* _EXERCISE INSTRUCTIONS_: Repeat each line exactly, leaving nothing out.

* _Records from a dataset_:
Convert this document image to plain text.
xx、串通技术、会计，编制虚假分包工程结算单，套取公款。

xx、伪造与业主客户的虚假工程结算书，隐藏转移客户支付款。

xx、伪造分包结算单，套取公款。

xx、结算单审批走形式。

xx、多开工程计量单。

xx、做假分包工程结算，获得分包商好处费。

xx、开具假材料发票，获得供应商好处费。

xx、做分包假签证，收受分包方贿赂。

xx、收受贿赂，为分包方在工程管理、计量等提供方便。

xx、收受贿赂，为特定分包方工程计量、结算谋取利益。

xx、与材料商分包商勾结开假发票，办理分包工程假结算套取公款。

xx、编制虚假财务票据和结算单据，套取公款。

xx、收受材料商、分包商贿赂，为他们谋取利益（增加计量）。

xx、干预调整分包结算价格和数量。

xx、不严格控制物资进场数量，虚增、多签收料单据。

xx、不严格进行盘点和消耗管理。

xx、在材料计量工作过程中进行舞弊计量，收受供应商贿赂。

* _REPLY TO THE TASK_:
Convert this document image to plain text.
xx、串通技术、会计，编制虚假分包工程结算单，套取公款。

xx、伪造与业主客户的虚假工程结算书，隐藏转移客户支付款。

xx、伪造分包结算单，套取公款。

xx、结算单审批走形式。

xx、多开工程计量单。

xx、做假分包工程结算，获得分包商好处费。

xx、开具假材料发票，获得供应商好处费。

xx、做分包假签证，收受分包方贿赂。

xx、收受贿赂，为分包方在工程管理、计量等提供方便。

xx、收受贿赂，为特定分包方工程计量、结算谋取利益。

xx、与材料商分包商勾结开假发票，办理分包工程假结算套取公款。

xx、编制虚假财务票据和结算单据，套取公款。

xx、收受材料商、分包商贿赂，为他们谋取利益（增加计量）。

xx、干预调整分包结算价格和数量。

xx、不严格控制物资进场数量，虚增、多签收料单据。

xx、不严格进行盘点和消耗管理。

xx、在材料计量工作过程中进行舞弊计量，收受供应商贿赂。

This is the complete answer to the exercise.